== Task to carry out ==
Take every line where the string "JSON" appears and copy it.

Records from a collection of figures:

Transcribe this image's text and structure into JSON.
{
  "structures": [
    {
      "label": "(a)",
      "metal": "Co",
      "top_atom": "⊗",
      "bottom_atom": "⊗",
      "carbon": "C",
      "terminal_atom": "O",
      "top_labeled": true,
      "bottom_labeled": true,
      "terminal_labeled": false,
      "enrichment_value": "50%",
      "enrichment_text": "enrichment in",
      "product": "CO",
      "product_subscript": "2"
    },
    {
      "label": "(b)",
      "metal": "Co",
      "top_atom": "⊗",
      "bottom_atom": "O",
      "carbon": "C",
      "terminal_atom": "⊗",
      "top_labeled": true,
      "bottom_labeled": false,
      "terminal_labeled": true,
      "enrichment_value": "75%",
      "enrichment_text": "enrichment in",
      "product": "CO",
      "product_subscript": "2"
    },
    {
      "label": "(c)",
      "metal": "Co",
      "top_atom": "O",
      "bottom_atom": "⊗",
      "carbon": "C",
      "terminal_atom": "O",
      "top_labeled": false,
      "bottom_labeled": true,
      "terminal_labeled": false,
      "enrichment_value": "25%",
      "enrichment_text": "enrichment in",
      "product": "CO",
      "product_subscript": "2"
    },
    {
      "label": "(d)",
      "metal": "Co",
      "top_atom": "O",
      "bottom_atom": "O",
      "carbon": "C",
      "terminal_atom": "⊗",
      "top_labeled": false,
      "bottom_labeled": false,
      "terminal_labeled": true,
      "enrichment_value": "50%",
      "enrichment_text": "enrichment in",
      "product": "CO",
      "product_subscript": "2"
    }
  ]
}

* * *

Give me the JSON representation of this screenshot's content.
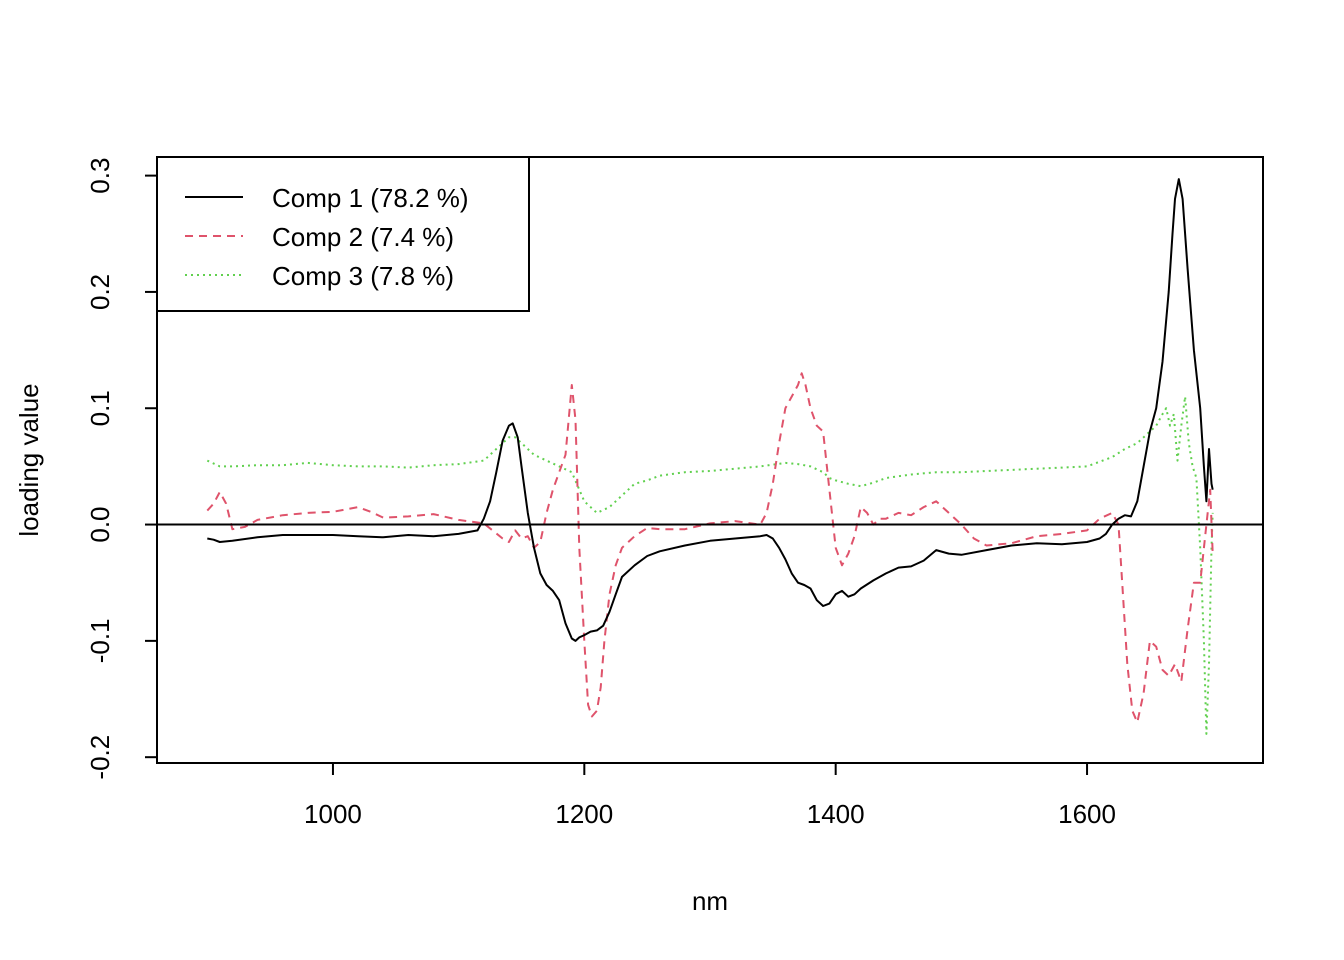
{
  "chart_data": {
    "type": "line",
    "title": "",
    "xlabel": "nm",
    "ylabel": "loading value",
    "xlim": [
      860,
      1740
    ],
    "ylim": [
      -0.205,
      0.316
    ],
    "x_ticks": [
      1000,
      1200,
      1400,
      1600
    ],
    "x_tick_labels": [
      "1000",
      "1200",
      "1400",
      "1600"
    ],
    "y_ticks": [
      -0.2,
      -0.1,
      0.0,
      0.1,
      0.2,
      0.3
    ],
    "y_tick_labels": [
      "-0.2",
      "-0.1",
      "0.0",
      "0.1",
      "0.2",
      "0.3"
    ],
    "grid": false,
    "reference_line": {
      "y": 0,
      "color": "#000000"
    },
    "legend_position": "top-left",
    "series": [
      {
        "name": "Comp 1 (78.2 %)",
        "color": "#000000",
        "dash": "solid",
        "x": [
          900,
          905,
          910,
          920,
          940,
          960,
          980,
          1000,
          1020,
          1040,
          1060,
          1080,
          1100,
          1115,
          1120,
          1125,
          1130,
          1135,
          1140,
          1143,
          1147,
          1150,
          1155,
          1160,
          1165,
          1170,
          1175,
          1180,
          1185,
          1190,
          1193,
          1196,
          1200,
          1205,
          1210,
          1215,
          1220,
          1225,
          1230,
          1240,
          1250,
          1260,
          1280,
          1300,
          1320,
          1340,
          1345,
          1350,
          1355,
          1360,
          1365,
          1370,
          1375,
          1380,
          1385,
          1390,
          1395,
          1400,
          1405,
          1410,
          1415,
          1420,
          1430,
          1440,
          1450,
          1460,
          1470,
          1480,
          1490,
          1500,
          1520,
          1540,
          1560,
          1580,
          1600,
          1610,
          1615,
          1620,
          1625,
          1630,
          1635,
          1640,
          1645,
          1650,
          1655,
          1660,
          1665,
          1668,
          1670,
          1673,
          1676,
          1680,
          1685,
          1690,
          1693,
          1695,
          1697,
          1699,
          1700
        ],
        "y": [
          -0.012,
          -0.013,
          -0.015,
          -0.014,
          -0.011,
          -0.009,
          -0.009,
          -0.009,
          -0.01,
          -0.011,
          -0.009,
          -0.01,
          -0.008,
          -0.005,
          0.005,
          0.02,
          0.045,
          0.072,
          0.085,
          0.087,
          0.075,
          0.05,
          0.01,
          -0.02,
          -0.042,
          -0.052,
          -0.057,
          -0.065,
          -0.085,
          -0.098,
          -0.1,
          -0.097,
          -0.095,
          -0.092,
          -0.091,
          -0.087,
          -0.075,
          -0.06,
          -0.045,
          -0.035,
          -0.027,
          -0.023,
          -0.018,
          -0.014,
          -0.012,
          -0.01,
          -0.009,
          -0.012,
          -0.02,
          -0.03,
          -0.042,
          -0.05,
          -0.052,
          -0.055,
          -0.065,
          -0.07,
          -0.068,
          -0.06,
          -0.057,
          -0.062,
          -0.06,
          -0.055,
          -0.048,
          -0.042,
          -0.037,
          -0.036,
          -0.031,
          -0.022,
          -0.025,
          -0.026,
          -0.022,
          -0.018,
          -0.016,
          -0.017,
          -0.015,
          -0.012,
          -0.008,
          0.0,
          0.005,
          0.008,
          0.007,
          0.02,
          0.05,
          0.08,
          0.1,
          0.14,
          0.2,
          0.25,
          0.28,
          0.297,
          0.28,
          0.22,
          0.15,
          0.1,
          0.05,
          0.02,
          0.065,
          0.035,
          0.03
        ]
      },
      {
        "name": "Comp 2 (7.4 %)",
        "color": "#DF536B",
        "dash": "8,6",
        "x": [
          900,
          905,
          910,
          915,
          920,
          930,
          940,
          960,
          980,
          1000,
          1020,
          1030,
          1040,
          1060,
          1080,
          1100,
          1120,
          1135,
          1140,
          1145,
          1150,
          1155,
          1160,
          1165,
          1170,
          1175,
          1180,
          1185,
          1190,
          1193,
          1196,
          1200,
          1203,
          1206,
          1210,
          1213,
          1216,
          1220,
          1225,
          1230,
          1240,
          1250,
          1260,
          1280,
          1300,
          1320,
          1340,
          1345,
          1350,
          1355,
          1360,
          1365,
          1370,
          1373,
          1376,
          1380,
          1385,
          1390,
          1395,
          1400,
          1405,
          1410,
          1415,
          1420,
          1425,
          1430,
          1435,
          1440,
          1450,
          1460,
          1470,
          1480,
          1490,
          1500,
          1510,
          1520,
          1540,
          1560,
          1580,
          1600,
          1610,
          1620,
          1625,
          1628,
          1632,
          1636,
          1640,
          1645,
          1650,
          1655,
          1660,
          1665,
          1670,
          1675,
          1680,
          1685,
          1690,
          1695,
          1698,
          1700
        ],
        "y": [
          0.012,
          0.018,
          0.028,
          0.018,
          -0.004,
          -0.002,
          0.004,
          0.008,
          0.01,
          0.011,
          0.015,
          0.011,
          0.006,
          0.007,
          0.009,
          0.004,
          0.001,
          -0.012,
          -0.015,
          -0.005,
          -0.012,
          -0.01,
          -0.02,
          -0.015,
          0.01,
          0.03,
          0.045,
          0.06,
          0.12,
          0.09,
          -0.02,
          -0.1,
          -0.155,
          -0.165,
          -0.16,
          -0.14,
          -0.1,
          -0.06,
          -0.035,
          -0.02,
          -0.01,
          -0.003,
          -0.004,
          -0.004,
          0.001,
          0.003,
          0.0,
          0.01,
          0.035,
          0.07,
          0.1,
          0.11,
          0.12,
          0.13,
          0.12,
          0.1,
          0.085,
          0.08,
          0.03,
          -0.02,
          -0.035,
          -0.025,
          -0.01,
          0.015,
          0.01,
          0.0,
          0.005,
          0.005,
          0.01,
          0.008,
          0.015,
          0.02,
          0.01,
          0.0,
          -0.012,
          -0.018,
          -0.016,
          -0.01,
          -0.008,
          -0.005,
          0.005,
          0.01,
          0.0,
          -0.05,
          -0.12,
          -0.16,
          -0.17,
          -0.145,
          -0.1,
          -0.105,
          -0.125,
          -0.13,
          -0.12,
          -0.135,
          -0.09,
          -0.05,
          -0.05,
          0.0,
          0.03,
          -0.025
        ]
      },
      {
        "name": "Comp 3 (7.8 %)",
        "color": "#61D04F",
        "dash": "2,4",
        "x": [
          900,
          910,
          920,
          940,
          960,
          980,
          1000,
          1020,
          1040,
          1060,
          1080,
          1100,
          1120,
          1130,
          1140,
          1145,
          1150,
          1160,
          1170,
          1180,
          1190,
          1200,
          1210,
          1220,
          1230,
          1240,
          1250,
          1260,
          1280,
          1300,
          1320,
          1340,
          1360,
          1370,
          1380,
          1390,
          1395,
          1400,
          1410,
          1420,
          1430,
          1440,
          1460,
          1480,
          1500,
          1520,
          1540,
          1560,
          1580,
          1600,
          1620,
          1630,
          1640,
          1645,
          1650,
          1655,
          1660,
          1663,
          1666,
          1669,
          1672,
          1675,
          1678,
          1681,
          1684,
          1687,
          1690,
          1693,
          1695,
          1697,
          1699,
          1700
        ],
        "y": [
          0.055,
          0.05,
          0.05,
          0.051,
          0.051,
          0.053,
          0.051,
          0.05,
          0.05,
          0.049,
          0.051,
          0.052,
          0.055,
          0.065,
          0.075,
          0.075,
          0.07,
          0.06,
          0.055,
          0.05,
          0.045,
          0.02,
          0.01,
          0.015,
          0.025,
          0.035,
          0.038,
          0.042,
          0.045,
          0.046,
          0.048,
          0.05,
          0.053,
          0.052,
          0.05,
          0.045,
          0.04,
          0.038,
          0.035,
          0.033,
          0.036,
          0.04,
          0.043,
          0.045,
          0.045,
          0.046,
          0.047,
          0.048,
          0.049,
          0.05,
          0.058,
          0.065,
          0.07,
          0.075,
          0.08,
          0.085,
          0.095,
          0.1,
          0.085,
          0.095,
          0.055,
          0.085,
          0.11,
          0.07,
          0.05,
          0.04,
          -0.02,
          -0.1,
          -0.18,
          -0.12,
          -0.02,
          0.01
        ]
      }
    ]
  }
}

--

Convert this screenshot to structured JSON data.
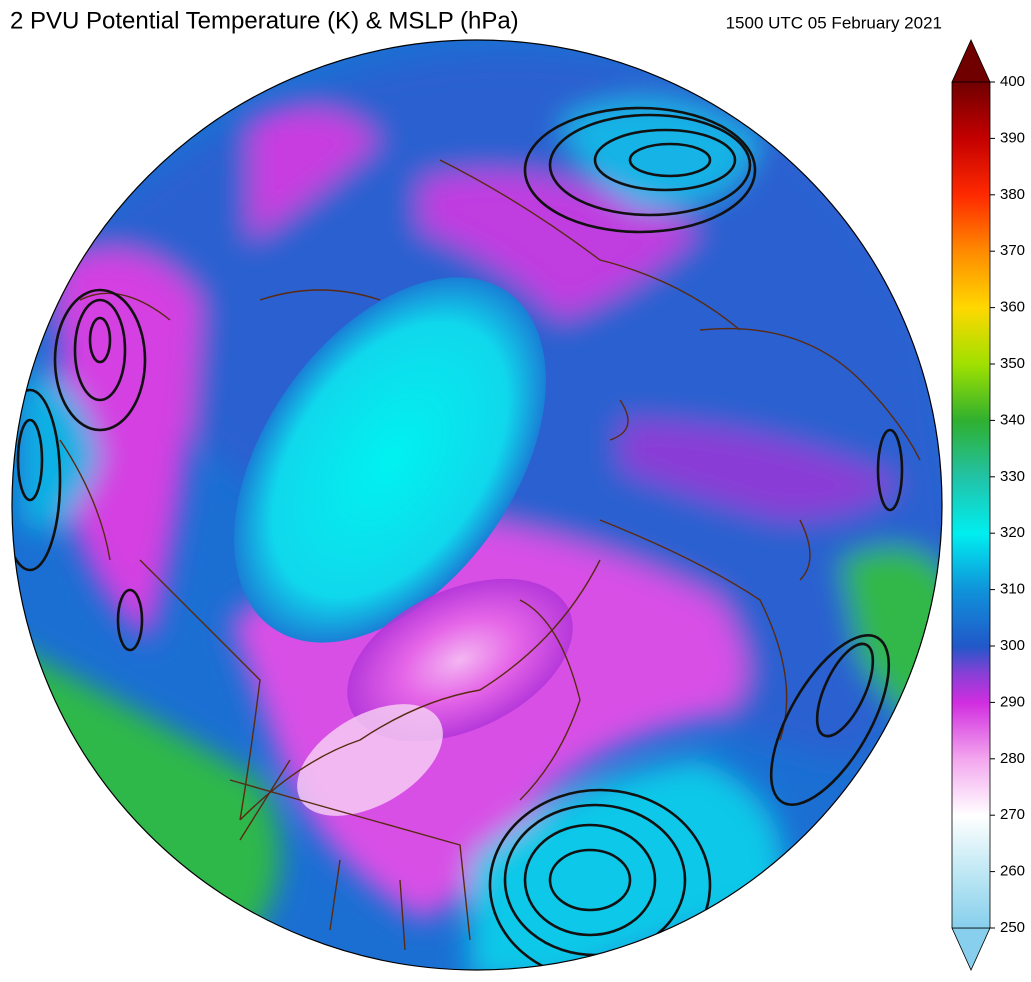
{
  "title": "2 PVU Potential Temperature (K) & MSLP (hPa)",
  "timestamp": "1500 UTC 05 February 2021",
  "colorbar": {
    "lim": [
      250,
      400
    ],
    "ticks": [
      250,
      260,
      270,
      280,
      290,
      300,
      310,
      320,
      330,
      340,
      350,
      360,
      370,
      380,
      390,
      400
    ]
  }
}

== Full answer ==
Transcribe this image's text and structure into JSON.
Give me the JSON representation of this screenshot's content.
Convert this screenshot to structured JSON data.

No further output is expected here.